(Stored entries)
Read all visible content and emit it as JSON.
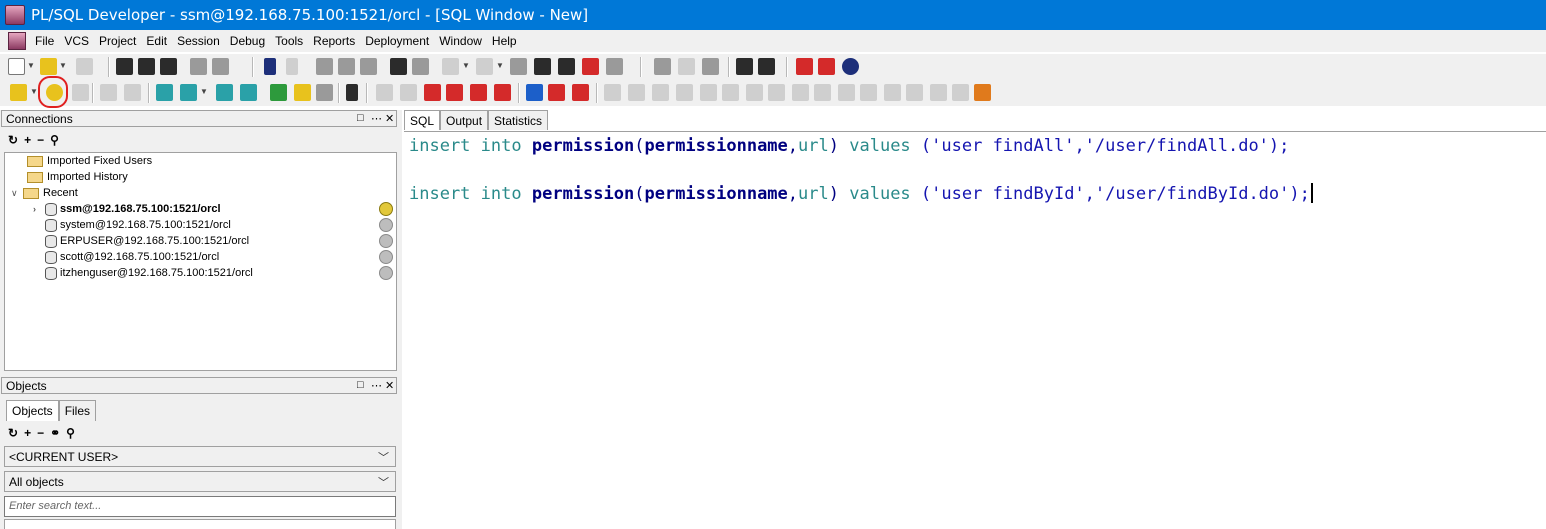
{
  "window": {
    "title": "PL/SQL Developer - ssm@192.168.75.100:1521/orcl - [SQL Window - New]"
  },
  "menu": [
    "File",
    "VCS",
    "Project",
    "Edit",
    "Session",
    "Debug",
    "Tools",
    "Reports",
    "Deployment",
    "Window",
    "Help"
  ],
  "connections_panel": {
    "title": "Connections",
    "controls": [
      "□",
      "⋯",
      "✕"
    ],
    "toolbar_icons": [
      "refresh-icon",
      "add-icon",
      "remove-icon",
      "filter-icon"
    ],
    "folders": [
      "Imported Fixed Users",
      "Imported History",
      "Recent"
    ],
    "items": [
      {
        "label": "ssm@192.168.75.100:1521/orcl",
        "active": true
      },
      {
        "label": "system@192.168.75.100:1521/orcl",
        "active": false
      },
      {
        "label": "ERPUSER@192.168.75.100:1521/orcl",
        "active": false
      },
      {
        "label": "scott@192.168.75.100:1521/orcl",
        "active": false
      },
      {
        "label": "itzhenguser@192.168.75.100:1521/orcl",
        "active": false
      }
    ]
  },
  "objects_panel": {
    "title": "Objects",
    "tabs": [
      "Objects",
      "Files"
    ],
    "owner": "<CURRENT USER>",
    "filter": "All objects",
    "search_placeholder": "Enter search text..."
  },
  "editor": {
    "tabs": [
      "SQL",
      "Output",
      "Statistics"
    ],
    "line1": {
      "kw1": "insert",
      "kw2": "into",
      "table": "permission",
      "p1": "(",
      "c1": "permissionname",
      "comma": ",",
      "c2": "url",
      "p2": ")",
      "kw3": "values",
      "s1": "('user findAll','/user/findAll.do');"
    },
    "line2": {
      "kw1": "insert",
      "kw2": "into",
      "table": "permission",
      "p1": "(",
      "c1": "permissionname",
      "comma": ",",
      "c2": "url",
      "p2": ")",
      "kw3": "values",
      "s1": "('user findById','/user/findById.do');"
    }
  }
}
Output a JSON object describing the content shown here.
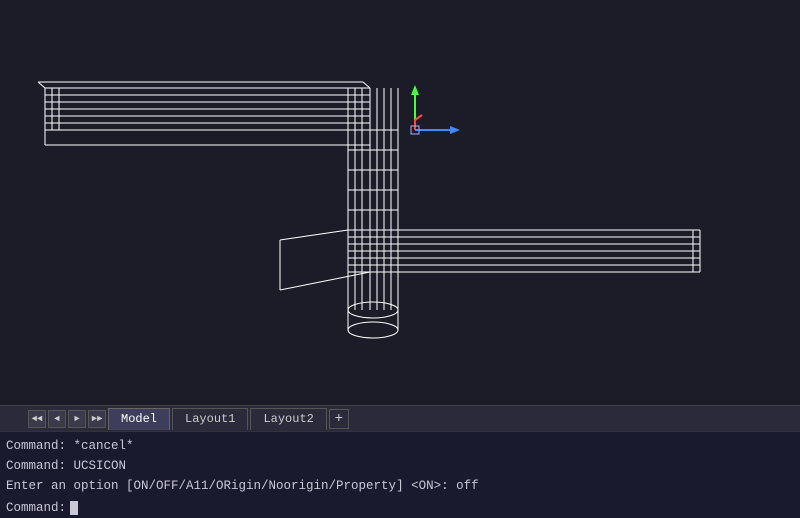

* [What the task requires] Write out the listing word for word, omitting the pictures it holds.

* [Task answer]
Read all visible content and emit it as JSON.
{
  "window": {
    "title": "PL/SQL Developer - ssm@192.168.75.100:1521/orcl - [SQL Window - New]"
  },
  "menu": [
    "File",
    "VCS",
    "Project",
    "Edit",
    "Session",
    "Debug",
    "Tools",
    "Reports",
    "Deployment",
    "Window",
    "Help"
  ],
  "connections_panel": {
    "title": "Connections",
    "controls": [
      "□",
      "⋯",
      "✕"
    ],
    "toolbar_icons": [
      "refresh-icon",
      "add-icon",
      "remove-icon",
      "filter-icon"
    ],
    "folders": [
      "Imported Fixed Users",
      "Imported History",
      "Recent"
    ],
    "items": [
      {
        "label": "ssm@192.168.75.100:1521/orcl",
        "active": true
      },
      {
        "label": "system@192.168.75.100:1521/orcl",
        "active": false
      },
      {
        "label": "ERPUSER@192.168.75.100:1521/orcl",
        "active": false
      },
      {
        "label": "scott@192.168.75.100:1521/orcl",
        "active": false
      },
      {
        "label": "itzhenguser@192.168.75.100:1521/orcl",
        "active": false
      }
    ]
  },
  "objects_panel": {
    "title": "Objects",
    "tabs": [
      "Objects",
      "Files"
    ],
    "owner": "<CURRENT USER>",
    "filter": "All objects",
    "search_placeholder": "Enter search text..."
  },
  "editor": {
    "tabs": [
      "SQL",
      "Output",
      "Statistics"
    ],
    "line1": {
      "kw1": "insert",
      "kw2": "into",
      "table": "permission",
      "p1": "(",
      "c1": "permissionname",
      "comma": ",",
      "c2": "url",
      "p2": ")",
      "kw3": "values",
      "s1": "('user findAll','/user/findAll.do');"
    },
    "line2": {
      "kw1": "insert",
      "kw2": "into",
      "table": "permission",
      "p1": "(",
      "c1": "permissionname",
      "comma": ",",
      "c2": "url",
      "p2": ")",
      "kw3": "values",
      "s1": "('user findById','/user/findById.do');"
    }
  }
}
Output a JSON object describing the content shown here.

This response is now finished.